_Input data:_
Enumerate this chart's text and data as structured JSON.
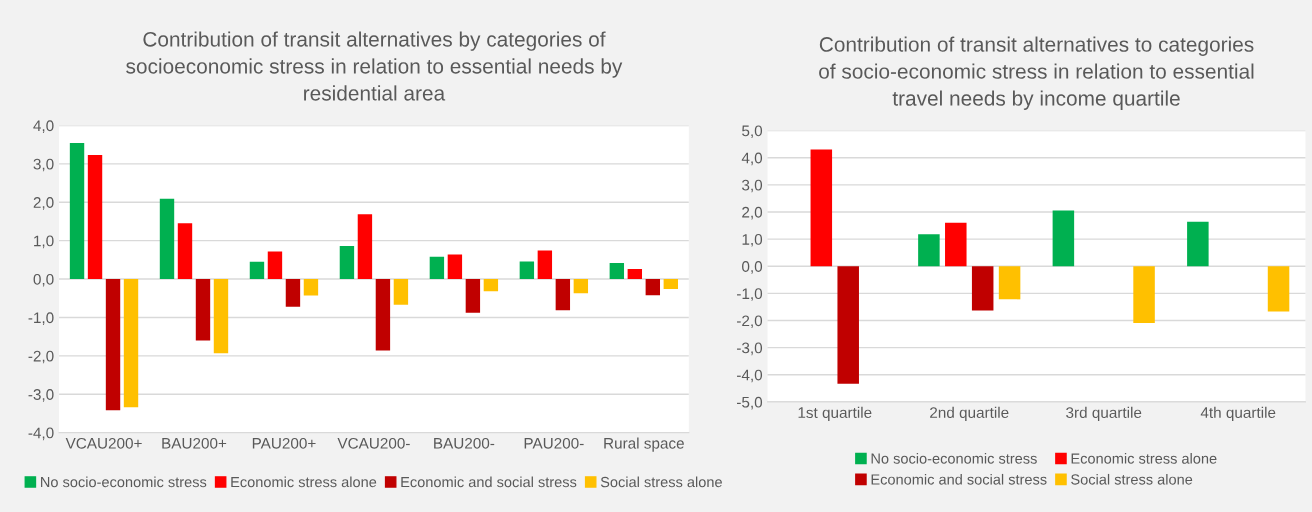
{
  "chart_data": [
    {
      "type": "bar",
      "title": "Contribution of transit alternatives by categories of socioeconomic stress in relation to essential needs by residential area",
      "categories": [
        "VCAU200+",
        "BAU200+",
        "PAU200+",
        "VCAU200-",
        "BAU200-",
        "PAU200-",
        "Rural space"
      ],
      "series": [
        {
          "name": "No socio-economic stress",
          "color": "#00b050",
          "values": [
            3.54,
            2.09,
            0.45,
            0.86,
            0.58,
            0.46,
            0.42
          ]
        },
        {
          "name": "Economic stress alone",
          "color": "#ff0000",
          "values": [
            3.23,
            1.45,
            0.72,
            1.69,
            0.64,
            0.74,
            0.26
          ]
        },
        {
          "name": "Economic and social stress",
          "color": "#c00000",
          "values": [
            -3.42,
            -1.6,
            -0.72,
            -1.86,
            -0.88,
            -0.81,
            -0.42
          ]
        },
        {
          "name": "Social stress alone",
          "color": "#ffc000",
          "values": [
            -3.34,
            -1.93,
            -0.43,
            -0.67,
            -0.32,
            -0.37,
            -0.26
          ]
        }
      ],
      "ylim": [
        -4,
        4
      ],
      "yticks": [
        {
          "value": -4,
          "label": "-4,0"
        },
        {
          "value": -3,
          "label": "-3,0"
        },
        {
          "value": -2,
          "label": "-2,0"
        },
        {
          "value": -1,
          "label": "-1,0"
        },
        {
          "value": 0,
          "label": "0,0"
        },
        {
          "value": 1,
          "label": "1,0"
        },
        {
          "value": 2,
          "label": "2,0"
        },
        {
          "value": 3,
          "label": "3,0"
        },
        {
          "value": 4,
          "label": "4,0"
        }
      ],
      "grid": "y",
      "legend": "bottom"
    },
    {
      "type": "bar",
      "title": "Contribution of transit alternatives to categories of socio-economic stress in relation to essential travel needs by income quartile",
      "categories": [
        "1st quartile",
        "2nd quartile",
        "3rd quartile",
        "4th quartile"
      ],
      "series": [
        {
          "name": "No socio-economic stress",
          "color": "#00b050",
          "values": [
            null,
            1.18,
            2.05,
            1.64
          ]
        },
        {
          "name": "Economic stress alone",
          "color": "#ff0000",
          "values": [
            4.3,
            1.6,
            null,
            null
          ]
        },
        {
          "name": "Economic and social stress",
          "color": "#c00000",
          "values": [
            -4.33,
            -1.63,
            null,
            null
          ]
        },
        {
          "name": "Social stress alone",
          "color": "#ffc000",
          "values": [
            null,
            -1.22,
            -2.09,
            -1.67
          ]
        }
      ],
      "ylim": [
        -5,
        5
      ],
      "yticks": [
        {
          "value": -5,
          "label": "-5,0"
        },
        {
          "value": -4,
          "label": "-4,0"
        },
        {
          "value": -3,
          "label": "-3,0"
        },
        {
          "value": -2,
          "label": "-2,0"
        },
        {
          "value": -1,
          "label": "-1,0"
        },
        {
          "value": 0,
          "label": "0,0"
        },
        {
          "value": 1,
          "label": "1,0"
        },
        {
          "value": 2,
          "label": "2,0"
        },
        {
          "value": 3,
          "label": "3,0"
        },
        {
          "value": 4,
          "label": "4,0"
        },
        {
          "value": 5,
          "label": "5,0"
        }
      ],
      "grid": "y",
      "legend": "bottom"
    }
  ]
}
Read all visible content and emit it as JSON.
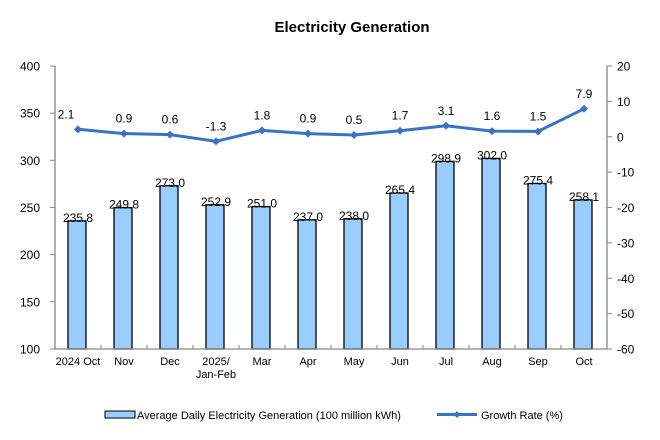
{
  "chart_data": {
    "type": "bar",
    "title": "Electricity Generation",
    "categories": [
      "2024 Oct",
      "Nov",
      "Dec",
      "2025/\nJan-Feb",
      "Mar",
      "Apr",
      "May",
      "Jun",
      "Jul",
      "Aug",
      "Sep",
      "Oct"
    ],
    "series": [
      {
        "name": "Average Daily Electricity Generation (100 million kWh)",
        "type": "bar",
        "axis": "left",
        "color": "#99CCFF",
        "edge_color": "#000000",
        "values": [
          235.8,
          249.8,
          273.0,
          252.9,
          251.0,
          237.0,
          238.0,
          265.4,
          298.9,
          302.0,
          275.4,
          258.1
        ],
        "labels": [
          "235.8",
          "249.8",
          "273.0",
          "252.9",
          "251.0",
          "237.0",
          "238.0",
          "265.4",
          "298.9",
          "302.0",
          "275.4",
          "258.1"
        ]
      },
      {
        "name": "Growth Rate (%)",
        "type": "line",
        "axis": "right",
        "color": "#3A72C4",
        "marker": "diamond",
        "values": [
          2.1,
          0.9,
          0.6,
          -1.3,
          1.8,
          0.9,
          0.5,
          1.7,
          3.1,
          1.6,
          1.5,
          7.9
        ],
        "labels": [
          "2.1",
          "0.9",
          "0.6",
          "-1.3",
          "1.8",
          "0.9",
          "0.5",
          "1.7",
          "3.1",
          "1.6",
          "1.5",
          "7.9"
        ]
      }
    ],
    "y_left": {
      "range": [
        100,
        400
      ],
      "ticks": [
        100,
        150,
        200,
        250,
        300,
        350,
        400
      ],
      "label": ""
    },
    "y_right": {
      "range": [
        -60,
        20
      ],
      "ticks": [
        -60,
        -50,
        -40,
        -30,
        -20,
        -10,
        0,
        10,
        20
      ],
      "label": ""
    },
    "xlabel": "",
    "grid": false,
    "legend": {
      "position": "bottom",
      "entries": [
        "Average Daily Electricity Generation (100 million kWh)",
        "Growth Rate (%)"
      ]
    },
    "axis_color": "#868686"
  }
}
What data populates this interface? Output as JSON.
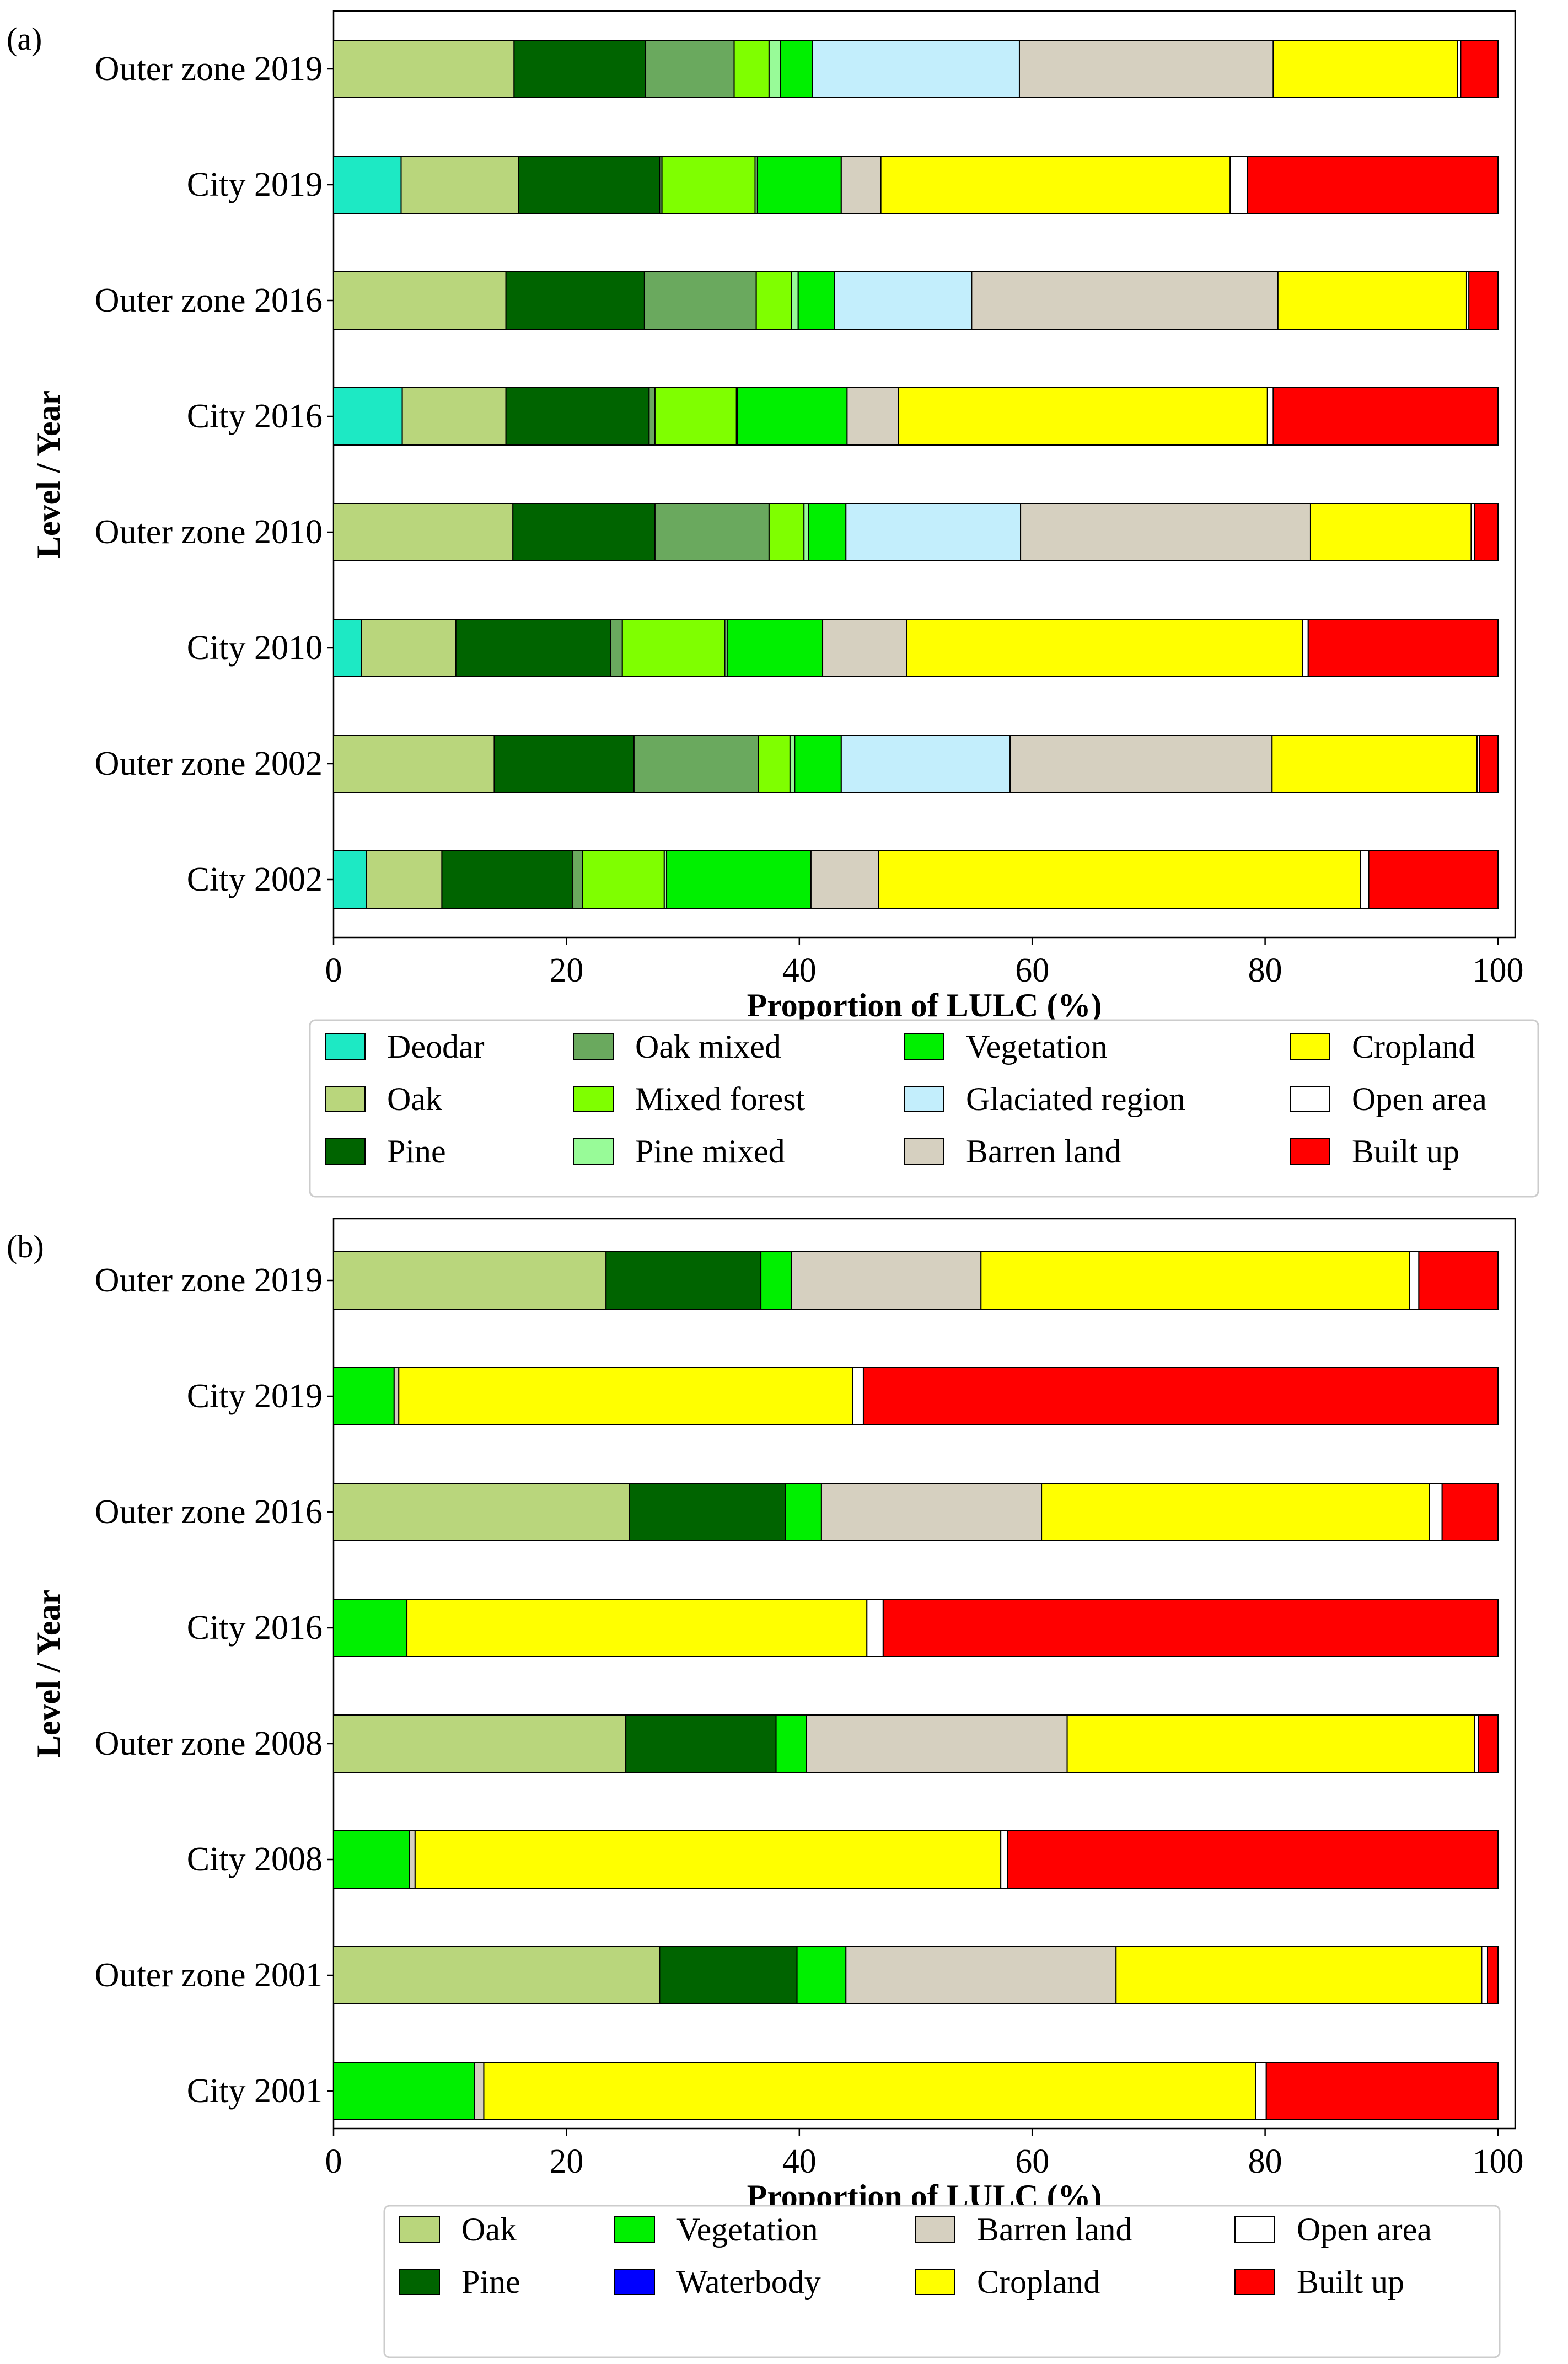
{
  "chart_data": [
    {
      "type": "bar",
      "orientation": "horizontal",
      "stacked": true,
      "panel_label": "(a)",
      "xlabel": "Proportion of LULC (%)",
      "ylabel": "Level / Year",
      "xlim": [
        0,
        100
      ],
      "xticks": [
        0,
        20,
        40,
        60,
        80,
        100
      ],
      "grid": false,
      "legend_position": "below",
      "categories": [
        "Outer zone 2019",
        "City 2019",
        "Outer zone 2016",
        "City 2016",
        "Outer zone 2010",
        "City 2010",
        "Outer zone 2002",
        "City 2002"
      ],
      "series": [
        {
          "name": "Deodar",
          "color": "#1de9c4",
          "values": [
            0,
            5.8,
            0,
            5.9,
            0,
            2.4,
            0,
            2.8
          ]
        },
        {
          "name": "Oak",
          "color": "#b9d67c",
          "values": [
            15.5,
            10.1,
            14.8,
            8.9,
            15.4,
            8.1,
            13.8,
            6.5
          ]
        },
        {
          "name": "Pine",
          "color": "#006400",
          "values": [
            11.3,
            12.1,
            11.9,
            12.3,
            12.2,
            13.3,
            12.0,
            11.2
          ]
        },
        {
          "name": "Oak mixed",
          "color": "#6aa95e",
          "values": [
            7.6,
            0.2,
            9.6,
            0.5,
            9.8,
            1.0,
            10.7,
            0.9
          ]
        },
        {
          "name": "Mixed forest",
          "color": "#7fff00",
          "values": [
            3.0,
            8.0,
            3.0,
            7.0,
            3.0,
            8.8,
            2.7,
            7.0
          ]
        },
        {
          "name": "Pine mixed",
          "color": "#98fb98",
          "values": [
            1.0,
            0.2,
            0.6,
            0.1,
            0.4,
            0.2,
            0.4,
            0.2
          ]
        },
        {
          "name": "Vegetation",
          "color": "#00f000",
          "values": [
            2.7,
            7.2,
            3.1,
            9.4,
            3.2,
            8.2,
            4.0,
            12.4
          ]
        },
        {
          "name": "Glaciated region",
          "color": "#c3eefc",
          "values": [
            17.8,
            0,
            11.8,
            0,
            15.0,
            0,
            14.5,
            0
          ]
        },
        {
          "name": "Barren land",
          "color": "#d6d0c0",
          "values": [
            21.8,
            3.4,
            26.3,
            4.4,
            24.9,
            7.2,
            22.5,
            5.8
          ]
        },
        {
          "name": "Cropland",
          "color": "#ffff00",
          "values": [
            15.8,
            30.0,
            16.2,
            31.7,
            13.8,
            34.0,
            17.6,
            41.4
          ]
        },
        {
          "name": "Open area",
          "color": "#ffffff",
          "values": [
            0.3,
            1.5,
            0.2,
            0.5,
            0.3,
            0.5,
            0.2,
            0.7
          ]
        },
        {
          "name": "Built up",
          "color": "#ff0000",
          "values": [
            3.2,
            21.5,
            2.5,
            19.3,
            2.0,
            16.3,
            1.6,
            11.1
          ]
        }
      ]
    },
    {
      "type": "bar",
      "orientation": "horizontal",
      "stacked": true,
      "panel_label": "(b)",
      "xlabel": "Proportion of LULC (%)",
      "ylabel": "Level / Year",
      "xlim": [
        0,
        100
      ],
      "xticks": [
        0,
        20,
        40,
        60,
        80,
        100
      ],
      "grid": false,
      "legend_position": "below",
      "categories": [
        "Outer zone 2019",
        "City 2019",
        "Outer zone 2016",
        "City 2016",
        "Outer zone 2008",
        "City 2008",
        "Outer zone 2001",
        "City 2001"
      ],
      "series": [
        {
          "name": "Oak",
          "color": "#b9d67c",
          "values": [
            23.4,
            0,
            25.4,
            0,
            25.1,
            0,
            28.0,
            0
          ]
        },
        {
          "name": "Pine",
          "color": "#006400",
          "values": [
            13.3,
            0,
            13.4,
            0,
            12.9,
            0,
            11.8,
            0
          ]
        },
        {
          "name": "Vegetation",
          "color": "#00f000",
          "values": [
            2.6,
            5.2,
            3.1,
            6.3,
            2.6,
            6.5,
            4.2,
            12.1
          ]
        },
        {
          "name": "Waterbody",
          "color": "#0000ff",
          "values": [
            0,
            0,
            0,
            0,
            0,
            0,
            0,
            0
          ]
        },
        {
          "name": "Barren land",
          "color": "#d6d0c0",
          "values": [
            16.3,
            0.4,
            18.9,
            0,
            22.4,
            0.5,
            23.2,
            0.8
          ]
        },
        {
          "name": "Cropland",
          "color": "#ffff00",
          "values": [
            36.8,
            39.0,
            33.3,
            39.5,
            35.0,
            50.3,
            31.4,
            66.3
          ]
        },
        {
          "name": "Open area",
          "color": "#ffffff",
          "values": [
            0.8,
            0.9,
            1.1,
            1.4,
            0.3,
            0.6,
            0.5,
            0.9
          ]
        },
        {
          "name": "Built up",
          "color": "#ff0000",
          "values": [
            6.8,
            54.5,
            4.8,
            52.8,
            1.7,
            42.1,
            0.9,
            19.9
          ]
        }
      ]
    }
  ]
}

_Written task:_
Which lines hold the string "Daily"? List them all.

_Correct output:_
        "name": "Average Daily Electricity Generation (100 million kWh)",
        "Average Daily Electricity Generation (100 million kWh)",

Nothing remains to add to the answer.